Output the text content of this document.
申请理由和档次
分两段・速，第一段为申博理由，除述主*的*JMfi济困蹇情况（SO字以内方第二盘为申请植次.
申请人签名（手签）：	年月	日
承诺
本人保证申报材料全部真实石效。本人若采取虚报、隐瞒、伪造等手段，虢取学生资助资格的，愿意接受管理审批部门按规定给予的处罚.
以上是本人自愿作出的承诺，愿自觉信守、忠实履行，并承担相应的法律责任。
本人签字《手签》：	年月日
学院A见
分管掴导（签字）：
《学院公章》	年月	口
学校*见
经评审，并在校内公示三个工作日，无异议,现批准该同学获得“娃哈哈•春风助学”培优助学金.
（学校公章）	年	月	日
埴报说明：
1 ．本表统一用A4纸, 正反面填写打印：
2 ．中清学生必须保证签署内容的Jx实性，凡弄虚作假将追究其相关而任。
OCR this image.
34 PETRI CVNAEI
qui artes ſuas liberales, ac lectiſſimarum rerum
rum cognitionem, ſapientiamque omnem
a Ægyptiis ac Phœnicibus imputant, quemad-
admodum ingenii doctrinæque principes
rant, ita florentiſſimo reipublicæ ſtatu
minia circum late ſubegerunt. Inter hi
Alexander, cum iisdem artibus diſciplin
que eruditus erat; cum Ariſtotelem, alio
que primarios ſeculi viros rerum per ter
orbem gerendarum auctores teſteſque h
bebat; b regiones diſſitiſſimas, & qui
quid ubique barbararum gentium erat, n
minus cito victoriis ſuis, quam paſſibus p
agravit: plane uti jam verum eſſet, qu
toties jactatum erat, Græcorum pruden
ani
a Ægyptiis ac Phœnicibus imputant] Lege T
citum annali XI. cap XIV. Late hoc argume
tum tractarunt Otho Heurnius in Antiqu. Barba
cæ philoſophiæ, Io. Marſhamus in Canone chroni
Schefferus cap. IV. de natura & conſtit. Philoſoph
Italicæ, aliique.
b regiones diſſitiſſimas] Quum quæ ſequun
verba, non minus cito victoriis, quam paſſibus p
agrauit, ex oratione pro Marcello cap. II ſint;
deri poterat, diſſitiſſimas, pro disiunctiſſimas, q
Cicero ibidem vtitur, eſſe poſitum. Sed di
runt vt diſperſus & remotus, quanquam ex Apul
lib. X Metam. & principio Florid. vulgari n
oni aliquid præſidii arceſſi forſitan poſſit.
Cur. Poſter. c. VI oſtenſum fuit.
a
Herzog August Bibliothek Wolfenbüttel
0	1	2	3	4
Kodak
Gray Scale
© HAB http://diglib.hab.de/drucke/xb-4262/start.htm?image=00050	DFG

## [TO DO]
Print back all the lines verbatim.

## [FINISHED EXERCISE]
Output the text content of this document.
申请理由和档次
分两段・速，第一段为申博理由，除述主*的*JMfi济困蹇情况（SO字以内方第二盘为申请植次.
申请人签名（手签）：	年月	日
承诺
本人保证申报材料全部真实石效。本人若采取虚报、隐瞒、伪造等手段，虢取学生资助资格的，愿意接受管理审批部门按规定给予的处罚.
以上是本人自愿作出的承诺，愿自觉信守、忠实履行，并承担相应的法律责任。
本人签字《手签》：	年月日
学院A见
分管掴导（签字）：
《学院公章》	年月	口
学校*见
经评审，并在校内公示三个工作日，无异议,现批准该同学获得“娃哈哈•春风助学”培优助学金.
（学校公章）	年	月	日
埴报说明：
1 ．本表统一用A4纸, 正反面填写打印：
2 ．中清学生必须保证签署内容的Jx实性，凡弄虚作假将追究其相关而任。
OCR this image.
34 PETRI CVNAEI
qui artes ſuas liberales, ac lectiſſimarum rerum
rum cognitionem, ſapientiamque omnem
a Ægyptiis ac Phœnicibus imputant, quemad-
admodum ingenii doctrinæque principes
rant, ita florentiſſimo reipublicæ ſtatu
minia circum late ſubegerunt. Inter hi
Alexander, cum iisdem artibus diſciplin
que eruditus erat; cum Ariſtotelem, alio
que primarios ſeculi viros rerum per ter
orbem gerendarum auctores teſteſque h
bebat; b regiones diſſitiſſimas, & qui
quid ubique barbararum gentium erat, n
minus cito victoriis ſuis, quam paſſibus p
agravit: plane uti jam verum eſſet, qu
toties jactatum erat, Græcorum pruden
ani
a Ægyptiis ac Phœnicibus imputant] Lege T
citum annali XI. cap XIV. Late hoc argume
tum tractarunt Otho Heurnius in Antiqu. Barba
cæ philoſophiæ, Io. Marſhamus in Canone chroni
Schefferus cap. IV. de natura & conſtit. Philoſoph
Italicæ, aliique.
b regiones diſſitiſſimas] Quum quæ ſequun
verba, non minus cito victoriis, quam paſſibus p
agrauit, ex oratione pro Marcello cap. II ſint;
deri poterat, diſſitiſſimas, pro disiunctiſſimas, q
Cicero ibidem vtitur, eſſe poſitum. Sed di
runt vt diſperſus & remotus, quanquam ex Apul
lib. X Metam. & principio Florid. vulgari n
oni aliquid præſidii arceſſi forſitan poſſit.
Cur. Poſter. c. VI oſtenſum fuit.
a
Herzog August Bibliothek Wolfenbüttel
0	1	2	3	4
Kodak
Gray Scale
© HAB http://diglib.hab.de/drucke/xb-4262/start.htm?image=00050	DFG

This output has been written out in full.